━━━ SUPPLIED MATERIAL ━━━

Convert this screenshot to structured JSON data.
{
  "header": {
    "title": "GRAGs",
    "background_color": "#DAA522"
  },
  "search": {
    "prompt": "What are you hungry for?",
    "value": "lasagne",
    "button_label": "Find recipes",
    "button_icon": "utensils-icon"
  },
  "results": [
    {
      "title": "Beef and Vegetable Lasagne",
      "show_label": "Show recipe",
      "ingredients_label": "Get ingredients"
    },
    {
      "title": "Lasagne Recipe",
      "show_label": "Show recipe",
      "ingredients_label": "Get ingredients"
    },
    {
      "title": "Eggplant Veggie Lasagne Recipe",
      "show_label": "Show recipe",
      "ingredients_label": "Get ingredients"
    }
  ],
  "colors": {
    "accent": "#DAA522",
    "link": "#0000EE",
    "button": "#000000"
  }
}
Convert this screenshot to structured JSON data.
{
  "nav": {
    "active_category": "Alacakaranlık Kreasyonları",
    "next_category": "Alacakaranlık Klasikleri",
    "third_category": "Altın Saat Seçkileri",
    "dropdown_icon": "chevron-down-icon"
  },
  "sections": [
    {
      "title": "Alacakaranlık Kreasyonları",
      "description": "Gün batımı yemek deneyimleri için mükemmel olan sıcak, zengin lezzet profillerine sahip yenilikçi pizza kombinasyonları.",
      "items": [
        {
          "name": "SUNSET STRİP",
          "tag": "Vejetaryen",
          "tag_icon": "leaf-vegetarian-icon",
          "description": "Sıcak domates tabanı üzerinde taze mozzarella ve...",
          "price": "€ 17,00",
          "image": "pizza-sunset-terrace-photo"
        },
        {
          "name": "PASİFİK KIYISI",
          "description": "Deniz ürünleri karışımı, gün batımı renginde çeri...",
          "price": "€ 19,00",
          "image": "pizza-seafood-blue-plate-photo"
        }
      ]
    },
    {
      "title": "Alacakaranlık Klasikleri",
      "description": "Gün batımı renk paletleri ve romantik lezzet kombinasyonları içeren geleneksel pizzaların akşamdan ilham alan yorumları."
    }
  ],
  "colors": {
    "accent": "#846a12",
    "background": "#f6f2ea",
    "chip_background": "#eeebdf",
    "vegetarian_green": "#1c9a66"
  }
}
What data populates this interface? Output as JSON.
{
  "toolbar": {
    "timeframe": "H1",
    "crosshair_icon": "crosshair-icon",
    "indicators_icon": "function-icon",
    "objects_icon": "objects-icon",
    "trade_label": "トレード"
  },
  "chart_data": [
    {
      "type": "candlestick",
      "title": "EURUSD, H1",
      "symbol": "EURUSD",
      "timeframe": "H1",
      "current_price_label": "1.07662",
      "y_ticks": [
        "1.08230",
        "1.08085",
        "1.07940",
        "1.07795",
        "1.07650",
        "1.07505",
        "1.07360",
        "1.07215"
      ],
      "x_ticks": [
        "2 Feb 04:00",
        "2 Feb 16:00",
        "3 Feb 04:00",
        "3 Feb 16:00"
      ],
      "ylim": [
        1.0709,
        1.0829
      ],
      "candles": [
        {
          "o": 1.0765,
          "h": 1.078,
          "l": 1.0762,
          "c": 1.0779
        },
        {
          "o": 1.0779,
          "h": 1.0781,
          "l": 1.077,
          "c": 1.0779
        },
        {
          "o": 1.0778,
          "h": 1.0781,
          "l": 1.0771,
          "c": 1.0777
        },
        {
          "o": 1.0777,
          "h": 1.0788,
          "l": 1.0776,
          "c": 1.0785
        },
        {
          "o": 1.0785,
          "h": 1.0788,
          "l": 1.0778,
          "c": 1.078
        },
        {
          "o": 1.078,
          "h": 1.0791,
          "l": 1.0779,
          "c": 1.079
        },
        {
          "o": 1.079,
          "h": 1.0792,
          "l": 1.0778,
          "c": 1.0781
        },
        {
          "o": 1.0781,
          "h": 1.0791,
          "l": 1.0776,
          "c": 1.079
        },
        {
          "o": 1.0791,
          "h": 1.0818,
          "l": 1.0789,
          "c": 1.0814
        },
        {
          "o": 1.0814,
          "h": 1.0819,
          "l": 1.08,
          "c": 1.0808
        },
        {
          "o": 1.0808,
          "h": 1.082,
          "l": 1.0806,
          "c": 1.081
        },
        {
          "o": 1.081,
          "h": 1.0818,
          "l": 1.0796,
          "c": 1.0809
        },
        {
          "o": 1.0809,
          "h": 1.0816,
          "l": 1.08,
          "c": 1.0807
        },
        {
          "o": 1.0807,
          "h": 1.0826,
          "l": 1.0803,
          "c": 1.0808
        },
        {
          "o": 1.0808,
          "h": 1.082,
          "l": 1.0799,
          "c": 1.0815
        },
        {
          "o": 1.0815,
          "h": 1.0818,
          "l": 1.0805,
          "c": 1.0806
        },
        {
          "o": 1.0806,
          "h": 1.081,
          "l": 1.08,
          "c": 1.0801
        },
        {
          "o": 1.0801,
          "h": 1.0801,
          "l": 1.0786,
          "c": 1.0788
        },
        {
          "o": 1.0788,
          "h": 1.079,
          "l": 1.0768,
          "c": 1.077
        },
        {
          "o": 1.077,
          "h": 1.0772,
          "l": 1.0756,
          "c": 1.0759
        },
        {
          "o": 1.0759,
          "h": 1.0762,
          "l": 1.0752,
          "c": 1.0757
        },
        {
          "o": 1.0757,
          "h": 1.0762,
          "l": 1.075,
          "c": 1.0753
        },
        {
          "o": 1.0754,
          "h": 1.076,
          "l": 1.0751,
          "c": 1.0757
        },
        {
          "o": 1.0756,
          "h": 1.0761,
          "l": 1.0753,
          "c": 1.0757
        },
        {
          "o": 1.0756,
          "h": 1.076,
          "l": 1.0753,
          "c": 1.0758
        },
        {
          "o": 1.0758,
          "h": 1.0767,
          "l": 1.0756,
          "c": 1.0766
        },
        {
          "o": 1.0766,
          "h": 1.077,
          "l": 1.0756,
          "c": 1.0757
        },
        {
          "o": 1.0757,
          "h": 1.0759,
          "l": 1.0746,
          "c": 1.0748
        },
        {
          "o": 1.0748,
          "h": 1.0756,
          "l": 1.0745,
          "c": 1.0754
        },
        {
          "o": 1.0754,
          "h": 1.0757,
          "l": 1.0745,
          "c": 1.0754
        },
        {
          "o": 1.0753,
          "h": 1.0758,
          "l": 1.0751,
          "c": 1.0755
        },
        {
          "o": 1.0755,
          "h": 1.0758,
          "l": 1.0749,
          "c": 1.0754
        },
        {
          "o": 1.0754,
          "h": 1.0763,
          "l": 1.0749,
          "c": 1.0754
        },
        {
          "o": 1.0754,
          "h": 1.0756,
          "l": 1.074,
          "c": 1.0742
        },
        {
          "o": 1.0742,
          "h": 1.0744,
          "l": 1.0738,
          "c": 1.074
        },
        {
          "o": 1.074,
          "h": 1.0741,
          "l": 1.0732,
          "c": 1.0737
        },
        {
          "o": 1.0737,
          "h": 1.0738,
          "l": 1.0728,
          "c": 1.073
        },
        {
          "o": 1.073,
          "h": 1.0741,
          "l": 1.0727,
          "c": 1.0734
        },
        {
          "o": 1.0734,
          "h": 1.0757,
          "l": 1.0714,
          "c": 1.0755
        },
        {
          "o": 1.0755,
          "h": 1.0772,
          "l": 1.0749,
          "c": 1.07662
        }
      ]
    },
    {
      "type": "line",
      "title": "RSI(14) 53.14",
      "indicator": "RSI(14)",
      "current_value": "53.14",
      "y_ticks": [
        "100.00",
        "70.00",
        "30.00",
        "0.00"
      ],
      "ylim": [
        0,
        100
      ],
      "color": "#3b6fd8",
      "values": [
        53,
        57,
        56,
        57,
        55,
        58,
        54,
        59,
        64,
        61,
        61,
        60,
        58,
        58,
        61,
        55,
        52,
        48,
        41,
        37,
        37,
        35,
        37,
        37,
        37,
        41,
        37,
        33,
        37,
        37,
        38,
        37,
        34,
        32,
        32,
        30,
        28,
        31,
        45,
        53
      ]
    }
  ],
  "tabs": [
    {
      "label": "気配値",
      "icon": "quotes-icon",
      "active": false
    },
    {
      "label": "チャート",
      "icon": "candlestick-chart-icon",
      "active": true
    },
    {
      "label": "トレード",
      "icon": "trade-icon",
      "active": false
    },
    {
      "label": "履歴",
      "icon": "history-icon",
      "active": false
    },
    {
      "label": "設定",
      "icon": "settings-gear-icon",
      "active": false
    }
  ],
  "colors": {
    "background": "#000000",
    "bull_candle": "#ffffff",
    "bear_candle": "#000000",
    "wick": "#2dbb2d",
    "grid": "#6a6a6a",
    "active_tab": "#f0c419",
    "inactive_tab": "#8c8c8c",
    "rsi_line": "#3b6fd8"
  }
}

━━━

**EXERCISE**.
Show every line from the entries above in which "title" appears.

**EXERCISE RESPONSE**.
    "title": "GRAGs",
      "title": "Beef and Vegetable Lasagne",
      "title": "Lasagne Recipe",
      "title": "Eggplant Veggie Lasagne Recipe",
      "title": "Alacakaranlık Kreasyonları",
      "title": "Alacakaranlık Klasikleri",
      "title": "EURUSD, H1",
      "title": "RSI(14) 53.14",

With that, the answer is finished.